▸ **Data listing**
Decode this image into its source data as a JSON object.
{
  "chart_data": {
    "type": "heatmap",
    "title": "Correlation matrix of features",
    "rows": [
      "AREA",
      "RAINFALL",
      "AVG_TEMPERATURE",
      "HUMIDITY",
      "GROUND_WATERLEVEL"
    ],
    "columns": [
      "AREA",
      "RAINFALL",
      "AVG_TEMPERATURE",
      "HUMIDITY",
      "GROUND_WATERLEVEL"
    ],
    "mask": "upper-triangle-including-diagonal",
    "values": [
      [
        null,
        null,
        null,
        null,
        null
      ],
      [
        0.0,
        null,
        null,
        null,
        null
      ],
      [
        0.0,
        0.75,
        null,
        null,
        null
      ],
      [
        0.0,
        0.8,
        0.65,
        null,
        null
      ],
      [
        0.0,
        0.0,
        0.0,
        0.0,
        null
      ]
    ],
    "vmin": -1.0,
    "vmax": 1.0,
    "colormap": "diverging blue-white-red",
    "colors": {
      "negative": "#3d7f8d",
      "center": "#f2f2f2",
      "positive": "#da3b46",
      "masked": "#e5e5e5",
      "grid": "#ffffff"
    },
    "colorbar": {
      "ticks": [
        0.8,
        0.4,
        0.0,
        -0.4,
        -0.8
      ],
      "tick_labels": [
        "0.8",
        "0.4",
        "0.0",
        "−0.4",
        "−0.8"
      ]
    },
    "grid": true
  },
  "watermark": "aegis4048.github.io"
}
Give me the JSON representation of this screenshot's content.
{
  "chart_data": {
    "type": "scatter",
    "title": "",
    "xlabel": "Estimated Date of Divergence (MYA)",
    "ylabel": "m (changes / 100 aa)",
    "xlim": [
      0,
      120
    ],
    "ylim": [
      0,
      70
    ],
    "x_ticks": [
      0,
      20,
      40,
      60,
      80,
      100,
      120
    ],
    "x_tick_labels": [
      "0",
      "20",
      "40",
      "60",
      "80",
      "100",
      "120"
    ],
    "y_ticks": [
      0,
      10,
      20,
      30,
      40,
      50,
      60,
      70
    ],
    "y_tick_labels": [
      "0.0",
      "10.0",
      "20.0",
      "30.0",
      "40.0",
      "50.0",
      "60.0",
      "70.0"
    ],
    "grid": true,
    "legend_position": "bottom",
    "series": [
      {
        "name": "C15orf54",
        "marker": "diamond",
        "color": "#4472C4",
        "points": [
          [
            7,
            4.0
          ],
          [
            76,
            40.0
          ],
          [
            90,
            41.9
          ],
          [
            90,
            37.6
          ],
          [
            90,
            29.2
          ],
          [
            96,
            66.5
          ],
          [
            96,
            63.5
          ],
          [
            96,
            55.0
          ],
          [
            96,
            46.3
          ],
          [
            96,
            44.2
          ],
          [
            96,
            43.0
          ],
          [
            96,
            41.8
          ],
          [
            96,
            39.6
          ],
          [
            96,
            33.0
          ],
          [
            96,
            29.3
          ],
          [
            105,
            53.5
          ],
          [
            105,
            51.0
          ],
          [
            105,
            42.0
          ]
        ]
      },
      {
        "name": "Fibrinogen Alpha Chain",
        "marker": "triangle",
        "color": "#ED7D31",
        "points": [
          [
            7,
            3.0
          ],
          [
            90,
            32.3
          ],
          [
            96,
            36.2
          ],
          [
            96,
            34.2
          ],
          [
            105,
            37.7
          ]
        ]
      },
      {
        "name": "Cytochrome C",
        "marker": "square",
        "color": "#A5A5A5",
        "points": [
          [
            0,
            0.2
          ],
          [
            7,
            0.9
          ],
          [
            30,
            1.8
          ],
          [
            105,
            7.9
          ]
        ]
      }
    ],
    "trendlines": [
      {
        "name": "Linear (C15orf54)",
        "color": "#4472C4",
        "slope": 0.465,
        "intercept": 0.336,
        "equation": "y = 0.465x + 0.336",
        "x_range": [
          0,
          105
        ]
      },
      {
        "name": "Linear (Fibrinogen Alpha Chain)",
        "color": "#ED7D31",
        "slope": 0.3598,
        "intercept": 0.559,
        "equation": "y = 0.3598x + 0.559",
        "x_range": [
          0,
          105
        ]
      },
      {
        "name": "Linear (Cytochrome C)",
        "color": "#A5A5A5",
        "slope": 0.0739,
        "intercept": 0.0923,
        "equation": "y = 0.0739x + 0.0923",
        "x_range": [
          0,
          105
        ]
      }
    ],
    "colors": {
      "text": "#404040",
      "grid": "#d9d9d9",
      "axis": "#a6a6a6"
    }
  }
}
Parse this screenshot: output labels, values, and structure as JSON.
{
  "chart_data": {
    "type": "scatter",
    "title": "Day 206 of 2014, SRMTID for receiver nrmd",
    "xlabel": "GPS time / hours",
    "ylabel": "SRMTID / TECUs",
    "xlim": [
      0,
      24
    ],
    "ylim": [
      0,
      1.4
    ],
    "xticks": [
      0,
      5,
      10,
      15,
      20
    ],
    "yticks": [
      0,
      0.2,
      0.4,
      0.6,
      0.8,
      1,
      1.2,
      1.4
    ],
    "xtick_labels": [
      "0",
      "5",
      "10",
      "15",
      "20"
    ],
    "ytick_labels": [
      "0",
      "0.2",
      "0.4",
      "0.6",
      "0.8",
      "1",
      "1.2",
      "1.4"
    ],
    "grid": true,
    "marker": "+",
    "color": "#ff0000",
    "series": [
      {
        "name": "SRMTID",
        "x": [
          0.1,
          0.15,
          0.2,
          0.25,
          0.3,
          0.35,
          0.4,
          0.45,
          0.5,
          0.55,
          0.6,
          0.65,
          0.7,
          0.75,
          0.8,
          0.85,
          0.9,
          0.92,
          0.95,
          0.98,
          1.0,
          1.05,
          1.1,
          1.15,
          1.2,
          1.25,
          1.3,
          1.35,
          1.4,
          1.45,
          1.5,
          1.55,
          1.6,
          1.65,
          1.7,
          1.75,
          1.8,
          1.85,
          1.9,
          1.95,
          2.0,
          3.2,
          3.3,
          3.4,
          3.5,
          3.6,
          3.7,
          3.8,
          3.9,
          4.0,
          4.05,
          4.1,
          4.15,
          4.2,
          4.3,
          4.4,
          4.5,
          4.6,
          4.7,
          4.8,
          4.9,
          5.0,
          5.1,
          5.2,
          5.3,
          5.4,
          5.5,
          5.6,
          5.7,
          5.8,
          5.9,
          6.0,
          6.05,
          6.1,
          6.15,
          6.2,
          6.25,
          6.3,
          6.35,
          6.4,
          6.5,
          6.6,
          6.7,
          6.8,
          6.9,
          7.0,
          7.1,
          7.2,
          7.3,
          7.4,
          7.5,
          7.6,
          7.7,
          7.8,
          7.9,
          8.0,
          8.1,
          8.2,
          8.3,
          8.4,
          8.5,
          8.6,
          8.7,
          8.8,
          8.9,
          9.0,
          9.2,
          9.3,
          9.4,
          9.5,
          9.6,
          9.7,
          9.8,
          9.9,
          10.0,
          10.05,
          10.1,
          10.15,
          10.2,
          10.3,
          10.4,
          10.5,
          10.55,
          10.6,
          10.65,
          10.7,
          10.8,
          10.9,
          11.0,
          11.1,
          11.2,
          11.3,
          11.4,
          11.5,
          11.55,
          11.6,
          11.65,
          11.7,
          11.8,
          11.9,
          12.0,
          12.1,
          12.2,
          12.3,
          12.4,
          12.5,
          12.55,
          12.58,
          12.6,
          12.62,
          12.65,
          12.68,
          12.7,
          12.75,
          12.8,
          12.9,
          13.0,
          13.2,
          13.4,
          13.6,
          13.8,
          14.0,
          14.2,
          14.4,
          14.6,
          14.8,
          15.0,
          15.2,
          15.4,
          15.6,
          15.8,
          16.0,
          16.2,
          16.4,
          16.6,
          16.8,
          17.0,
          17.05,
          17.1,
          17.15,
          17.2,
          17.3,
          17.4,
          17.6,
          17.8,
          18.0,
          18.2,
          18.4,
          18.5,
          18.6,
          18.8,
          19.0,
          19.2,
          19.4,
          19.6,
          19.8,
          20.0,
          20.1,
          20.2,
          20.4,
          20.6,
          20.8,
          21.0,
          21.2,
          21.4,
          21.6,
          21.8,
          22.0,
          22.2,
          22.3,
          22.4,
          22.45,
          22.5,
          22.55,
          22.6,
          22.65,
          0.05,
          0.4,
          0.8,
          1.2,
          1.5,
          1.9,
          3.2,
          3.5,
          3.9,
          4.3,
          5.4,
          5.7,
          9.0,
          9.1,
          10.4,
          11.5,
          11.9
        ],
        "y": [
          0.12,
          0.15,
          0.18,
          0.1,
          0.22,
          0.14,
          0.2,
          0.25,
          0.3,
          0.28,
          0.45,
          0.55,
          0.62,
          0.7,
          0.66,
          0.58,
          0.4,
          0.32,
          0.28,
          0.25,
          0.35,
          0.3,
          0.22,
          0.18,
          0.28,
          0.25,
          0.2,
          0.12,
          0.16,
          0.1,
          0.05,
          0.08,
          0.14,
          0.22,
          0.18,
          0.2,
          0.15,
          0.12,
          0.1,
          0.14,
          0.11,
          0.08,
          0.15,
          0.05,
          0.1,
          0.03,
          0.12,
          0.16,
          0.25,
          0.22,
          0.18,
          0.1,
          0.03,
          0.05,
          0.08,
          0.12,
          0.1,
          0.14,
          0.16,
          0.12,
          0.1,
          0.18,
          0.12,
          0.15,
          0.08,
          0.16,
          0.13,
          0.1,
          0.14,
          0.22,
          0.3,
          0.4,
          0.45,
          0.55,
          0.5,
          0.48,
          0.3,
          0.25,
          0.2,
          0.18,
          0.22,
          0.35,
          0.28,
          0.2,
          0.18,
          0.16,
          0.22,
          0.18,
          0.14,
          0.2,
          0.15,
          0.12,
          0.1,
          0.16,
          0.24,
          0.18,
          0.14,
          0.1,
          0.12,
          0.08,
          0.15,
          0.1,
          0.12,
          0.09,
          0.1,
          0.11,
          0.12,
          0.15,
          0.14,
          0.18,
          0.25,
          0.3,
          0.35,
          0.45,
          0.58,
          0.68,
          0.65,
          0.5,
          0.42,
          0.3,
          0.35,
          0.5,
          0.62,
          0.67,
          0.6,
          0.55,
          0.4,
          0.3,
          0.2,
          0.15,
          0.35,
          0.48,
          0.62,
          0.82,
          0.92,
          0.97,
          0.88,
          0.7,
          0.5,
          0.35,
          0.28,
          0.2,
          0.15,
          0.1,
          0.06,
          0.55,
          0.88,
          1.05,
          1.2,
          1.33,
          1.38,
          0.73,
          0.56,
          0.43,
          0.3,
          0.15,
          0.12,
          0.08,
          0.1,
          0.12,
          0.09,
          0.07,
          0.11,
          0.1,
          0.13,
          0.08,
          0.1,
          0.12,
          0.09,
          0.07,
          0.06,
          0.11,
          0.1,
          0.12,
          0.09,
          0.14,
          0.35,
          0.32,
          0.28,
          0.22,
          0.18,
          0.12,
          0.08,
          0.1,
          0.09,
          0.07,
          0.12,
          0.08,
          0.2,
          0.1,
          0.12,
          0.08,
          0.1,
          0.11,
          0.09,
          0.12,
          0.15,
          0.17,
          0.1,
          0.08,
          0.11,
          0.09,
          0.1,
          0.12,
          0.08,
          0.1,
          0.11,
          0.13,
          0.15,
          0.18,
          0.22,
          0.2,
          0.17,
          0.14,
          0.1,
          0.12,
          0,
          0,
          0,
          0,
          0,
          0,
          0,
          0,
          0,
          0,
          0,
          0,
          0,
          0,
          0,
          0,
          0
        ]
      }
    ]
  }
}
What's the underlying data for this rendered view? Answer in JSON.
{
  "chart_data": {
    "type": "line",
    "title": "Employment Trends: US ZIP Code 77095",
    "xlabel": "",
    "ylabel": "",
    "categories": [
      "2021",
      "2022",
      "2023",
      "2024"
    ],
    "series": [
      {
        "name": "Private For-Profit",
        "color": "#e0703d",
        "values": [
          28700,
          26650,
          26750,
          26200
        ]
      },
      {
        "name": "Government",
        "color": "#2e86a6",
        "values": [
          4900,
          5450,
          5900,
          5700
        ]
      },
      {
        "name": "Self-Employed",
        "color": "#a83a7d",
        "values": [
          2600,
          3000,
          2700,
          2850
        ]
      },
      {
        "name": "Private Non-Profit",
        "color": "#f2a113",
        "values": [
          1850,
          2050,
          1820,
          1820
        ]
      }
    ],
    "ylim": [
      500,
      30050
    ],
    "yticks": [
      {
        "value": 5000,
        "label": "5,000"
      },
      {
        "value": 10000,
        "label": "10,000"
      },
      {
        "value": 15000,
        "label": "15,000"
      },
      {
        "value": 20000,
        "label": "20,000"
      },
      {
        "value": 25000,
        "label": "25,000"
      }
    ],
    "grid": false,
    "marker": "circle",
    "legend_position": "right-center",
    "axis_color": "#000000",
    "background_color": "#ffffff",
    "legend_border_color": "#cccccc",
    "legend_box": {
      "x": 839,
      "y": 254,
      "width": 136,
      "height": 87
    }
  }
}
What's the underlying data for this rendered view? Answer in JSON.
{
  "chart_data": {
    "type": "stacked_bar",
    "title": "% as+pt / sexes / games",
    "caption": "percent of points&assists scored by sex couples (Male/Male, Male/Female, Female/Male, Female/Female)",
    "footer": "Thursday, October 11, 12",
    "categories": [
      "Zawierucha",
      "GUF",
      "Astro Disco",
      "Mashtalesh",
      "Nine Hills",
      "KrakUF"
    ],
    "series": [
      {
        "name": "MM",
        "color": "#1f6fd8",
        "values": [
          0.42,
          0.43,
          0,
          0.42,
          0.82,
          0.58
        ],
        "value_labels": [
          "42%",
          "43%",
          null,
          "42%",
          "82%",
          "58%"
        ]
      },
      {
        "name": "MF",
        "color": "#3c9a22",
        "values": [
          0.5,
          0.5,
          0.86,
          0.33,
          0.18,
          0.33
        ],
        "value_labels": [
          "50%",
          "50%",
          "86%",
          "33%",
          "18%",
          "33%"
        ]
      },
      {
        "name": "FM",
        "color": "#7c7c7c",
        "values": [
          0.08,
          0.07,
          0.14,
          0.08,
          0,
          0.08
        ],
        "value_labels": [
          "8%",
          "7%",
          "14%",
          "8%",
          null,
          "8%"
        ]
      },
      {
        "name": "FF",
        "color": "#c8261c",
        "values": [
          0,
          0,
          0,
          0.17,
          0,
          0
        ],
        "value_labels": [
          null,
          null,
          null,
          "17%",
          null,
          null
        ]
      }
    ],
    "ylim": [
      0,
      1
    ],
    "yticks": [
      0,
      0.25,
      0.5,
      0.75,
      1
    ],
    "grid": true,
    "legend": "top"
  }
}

▸ **Your task**
Filter the records for lines holding the string "Linear". Copy each one.

▸ **Task response**
        "name": "Linear (C15orf54)",
        "name": "Linear (Fibrinogen Alpha Chain)",
        "name": "Linear (Cytochrome C)",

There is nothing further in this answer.